--- BEGIN ENTRIES ---
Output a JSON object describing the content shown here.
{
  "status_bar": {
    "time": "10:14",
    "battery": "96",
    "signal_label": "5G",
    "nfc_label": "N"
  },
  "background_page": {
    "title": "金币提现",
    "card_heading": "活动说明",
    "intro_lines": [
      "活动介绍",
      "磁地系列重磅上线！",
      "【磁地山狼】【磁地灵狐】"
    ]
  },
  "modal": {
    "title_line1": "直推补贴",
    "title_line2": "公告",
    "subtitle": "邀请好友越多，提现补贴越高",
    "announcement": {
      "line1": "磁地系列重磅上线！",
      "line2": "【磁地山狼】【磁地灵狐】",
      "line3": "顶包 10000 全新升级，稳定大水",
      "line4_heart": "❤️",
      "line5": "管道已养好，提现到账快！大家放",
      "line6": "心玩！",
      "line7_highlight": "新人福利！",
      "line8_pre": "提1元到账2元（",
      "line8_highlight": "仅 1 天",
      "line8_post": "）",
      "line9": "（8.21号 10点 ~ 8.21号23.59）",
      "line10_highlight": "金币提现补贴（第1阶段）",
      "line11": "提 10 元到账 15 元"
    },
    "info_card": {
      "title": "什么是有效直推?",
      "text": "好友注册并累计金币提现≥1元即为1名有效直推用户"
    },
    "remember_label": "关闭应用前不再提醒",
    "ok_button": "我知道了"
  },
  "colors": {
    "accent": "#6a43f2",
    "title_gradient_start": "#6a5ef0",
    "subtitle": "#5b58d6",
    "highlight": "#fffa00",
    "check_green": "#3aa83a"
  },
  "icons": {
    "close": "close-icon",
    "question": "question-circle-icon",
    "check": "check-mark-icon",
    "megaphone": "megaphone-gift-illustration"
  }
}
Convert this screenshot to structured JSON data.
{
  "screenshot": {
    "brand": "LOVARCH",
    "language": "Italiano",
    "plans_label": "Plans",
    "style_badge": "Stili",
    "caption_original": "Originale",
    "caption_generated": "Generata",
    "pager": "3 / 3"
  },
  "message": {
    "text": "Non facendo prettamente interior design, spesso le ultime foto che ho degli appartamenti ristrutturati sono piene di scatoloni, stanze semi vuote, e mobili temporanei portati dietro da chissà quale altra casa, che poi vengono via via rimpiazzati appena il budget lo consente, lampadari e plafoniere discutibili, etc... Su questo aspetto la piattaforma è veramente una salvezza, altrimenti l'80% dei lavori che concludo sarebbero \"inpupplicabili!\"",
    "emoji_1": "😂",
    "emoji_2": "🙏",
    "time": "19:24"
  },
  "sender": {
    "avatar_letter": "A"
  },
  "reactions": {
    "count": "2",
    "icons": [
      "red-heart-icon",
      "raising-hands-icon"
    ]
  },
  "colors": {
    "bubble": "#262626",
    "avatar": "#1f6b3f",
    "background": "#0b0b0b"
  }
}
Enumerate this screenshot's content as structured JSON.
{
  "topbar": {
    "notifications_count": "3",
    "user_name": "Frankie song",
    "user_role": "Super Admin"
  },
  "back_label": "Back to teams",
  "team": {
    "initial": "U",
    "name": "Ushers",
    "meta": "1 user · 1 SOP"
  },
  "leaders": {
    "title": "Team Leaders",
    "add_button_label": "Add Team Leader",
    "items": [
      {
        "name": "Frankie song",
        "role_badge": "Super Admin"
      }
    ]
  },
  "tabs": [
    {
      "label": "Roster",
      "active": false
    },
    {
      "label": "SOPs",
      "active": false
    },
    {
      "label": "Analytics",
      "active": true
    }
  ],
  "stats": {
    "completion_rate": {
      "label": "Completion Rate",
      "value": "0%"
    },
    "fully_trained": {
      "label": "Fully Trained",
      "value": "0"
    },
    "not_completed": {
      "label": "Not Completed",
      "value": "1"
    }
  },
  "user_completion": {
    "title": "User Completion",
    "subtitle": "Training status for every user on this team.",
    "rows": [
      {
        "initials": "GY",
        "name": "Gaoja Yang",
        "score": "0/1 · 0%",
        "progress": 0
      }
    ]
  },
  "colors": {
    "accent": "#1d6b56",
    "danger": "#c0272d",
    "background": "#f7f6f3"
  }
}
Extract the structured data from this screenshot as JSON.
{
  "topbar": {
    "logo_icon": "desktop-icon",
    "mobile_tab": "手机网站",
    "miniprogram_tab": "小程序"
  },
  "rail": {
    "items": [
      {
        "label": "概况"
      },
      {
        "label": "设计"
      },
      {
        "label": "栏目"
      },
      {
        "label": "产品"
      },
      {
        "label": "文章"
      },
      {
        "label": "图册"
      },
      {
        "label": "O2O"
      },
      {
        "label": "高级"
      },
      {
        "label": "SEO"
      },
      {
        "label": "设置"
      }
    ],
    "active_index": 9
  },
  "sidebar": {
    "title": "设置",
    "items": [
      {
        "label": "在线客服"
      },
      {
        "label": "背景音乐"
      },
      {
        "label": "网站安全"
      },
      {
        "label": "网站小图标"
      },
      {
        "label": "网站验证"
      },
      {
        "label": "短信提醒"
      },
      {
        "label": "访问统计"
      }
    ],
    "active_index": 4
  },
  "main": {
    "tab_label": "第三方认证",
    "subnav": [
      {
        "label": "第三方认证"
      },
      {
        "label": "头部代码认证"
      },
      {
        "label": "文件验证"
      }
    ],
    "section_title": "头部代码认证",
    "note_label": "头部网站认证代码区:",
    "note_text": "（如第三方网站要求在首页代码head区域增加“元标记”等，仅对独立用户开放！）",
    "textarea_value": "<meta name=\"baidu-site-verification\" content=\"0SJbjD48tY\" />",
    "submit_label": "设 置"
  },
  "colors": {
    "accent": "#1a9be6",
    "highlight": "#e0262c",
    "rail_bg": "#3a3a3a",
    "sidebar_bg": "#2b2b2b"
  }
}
--- END ENTRIES ---
WORK INSTRUCTIONS
Check every line of the material for the string "this" and give the number of lines that have it, without anything else.

RESPONSE
4